# Start of DATA FOR THIS EXERCISE

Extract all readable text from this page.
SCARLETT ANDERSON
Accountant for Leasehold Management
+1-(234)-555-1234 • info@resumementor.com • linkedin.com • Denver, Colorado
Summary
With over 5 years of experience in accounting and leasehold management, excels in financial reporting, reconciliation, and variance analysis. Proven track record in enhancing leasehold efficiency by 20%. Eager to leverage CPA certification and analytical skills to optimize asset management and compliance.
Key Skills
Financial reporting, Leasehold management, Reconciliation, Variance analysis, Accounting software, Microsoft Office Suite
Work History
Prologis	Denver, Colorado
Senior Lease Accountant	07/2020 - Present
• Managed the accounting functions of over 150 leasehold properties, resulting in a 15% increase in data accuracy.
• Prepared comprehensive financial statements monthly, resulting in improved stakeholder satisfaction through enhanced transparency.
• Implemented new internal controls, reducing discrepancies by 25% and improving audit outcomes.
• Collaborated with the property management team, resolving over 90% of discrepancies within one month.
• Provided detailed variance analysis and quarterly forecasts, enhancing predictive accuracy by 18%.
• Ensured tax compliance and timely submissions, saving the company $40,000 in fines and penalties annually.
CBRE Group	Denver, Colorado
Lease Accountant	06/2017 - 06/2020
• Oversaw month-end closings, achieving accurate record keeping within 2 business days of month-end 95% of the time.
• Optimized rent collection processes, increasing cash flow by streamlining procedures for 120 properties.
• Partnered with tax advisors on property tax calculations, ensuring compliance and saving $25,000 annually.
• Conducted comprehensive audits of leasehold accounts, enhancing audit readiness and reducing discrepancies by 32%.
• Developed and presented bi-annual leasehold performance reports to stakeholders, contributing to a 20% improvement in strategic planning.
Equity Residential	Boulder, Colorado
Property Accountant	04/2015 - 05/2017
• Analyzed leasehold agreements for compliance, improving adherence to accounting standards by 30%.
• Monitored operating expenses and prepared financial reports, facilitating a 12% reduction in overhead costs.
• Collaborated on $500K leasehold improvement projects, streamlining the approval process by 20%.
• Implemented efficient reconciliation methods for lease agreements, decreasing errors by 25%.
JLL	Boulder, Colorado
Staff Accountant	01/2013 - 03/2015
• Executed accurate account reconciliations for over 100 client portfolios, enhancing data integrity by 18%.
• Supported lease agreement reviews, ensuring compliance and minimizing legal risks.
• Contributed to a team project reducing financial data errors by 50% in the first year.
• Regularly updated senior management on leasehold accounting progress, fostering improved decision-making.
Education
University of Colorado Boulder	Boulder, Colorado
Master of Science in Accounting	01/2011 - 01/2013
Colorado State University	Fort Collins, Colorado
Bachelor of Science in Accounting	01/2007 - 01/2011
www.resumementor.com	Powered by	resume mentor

# End of DATA FOR THIS EXERCISE

YOUR INSTRUCTIONS:
Exactly as shown above, return every record.

ANSWER TO THIS EXERCISE:
Extract all readable text from this page.
SCARLETT ANDERSON
Accountant for Leasehold Management
+1-(234)-555-1234 • info@resumementor.com • linkedin.com • Denver, Colorado
Summary
With over 5 years of experience in accounting and leasehold management, excels in financial reporting, reconciliation, and variance analysis. Proven track record in enhancing leasehold efficiency by 20%. Eager to leverage CPA certification and analytical skills to optimize asset management and compliance.
Key Skills
Financial reporting, Leasehold management, Reconciliation, Variance analysis, Accounting software, Microsoft Office Suite
Work History
Prologis	Denver, Colorado
Senior Lease Accountant	07/2020 - Present
• Managed the accounting functions of over 150 leasehold properties, resulting in a 15% increase in data accuracy.
• Prepared comprehensive financial statements monthly, resulting in improved stakeholder satisfaction through enhanced transparency.
• Implemented new internal controls, reducing discrepancies by 25% and improving audit outcomes.
• Collaborated with the property management team, resolving over 90% of discrepancies within one month.
• Provided detailed variance analysis and quarterly forecasts, enhancing predictive accuracy by 18%.
• Ensured tax compliance and timely submissions, saving the company $40,000 in fines and penalties annually.
CBRE Group	Denver, Colorado
Lease Accountant	06/2017 - 06/2020
• Oversaw month-end closings, achieving accurate record keeping within 2 business days of month-end 95% of the time.
• Optimized rent collection processes, increasing cash flow by streamlining procedures for 120 properties.
• Partnered with tax advisors on property tax calculations, ensuring compliance and saving $25,000 annually.
• Conducted comprehensive audits of leasehold accounts, enhancing audit readiness and reducing discrepancies by 32%.
• Developed and presented bi-annual leasehold performance reports to stakeholders, contributing to a 20% improvement in strategic planning.
Equity Residential	Boulder, Colorado
Property Accountant	04/2015 - 05/2017
• Analyzed leasehold agreements for compliance, improving adherence to accounting standards by 30%.
• Monitored operating expenses and prepared financial reports, facilitating a 12% reduction in overhead costs.
• Collaborated on $500K leasehold improvement projects, streamlining the approval process by 20%.
• Implemented efficient reconciliation methods for lease agreements, decreasing errors by 25%.
JLL	Boulder, Colorado
Staff Accountant	01/2013 - 03/2015
• Executed accurate account reconciliations for over 100 client portfolios, enhancing data integrity by 18%.
• Supported lease agreement reviews, ensuring compliance and minimizing legal risks.
• Contributed to a team project reducing financial data errors by 50% in the first year.
• Regularly updated senior management on leasehold accounting progress, fostering improved decision-making.
Education
University of Colorado Boulder	Boulder, Colorado
Master of Science in Accounting	01/2011 - 01/2013
Colorado State University	Fort Collins, Colorado
Bachelor of Science in Accounting	01/2007 - 01/2011
www.resumementor.com	Powered by	resume mentor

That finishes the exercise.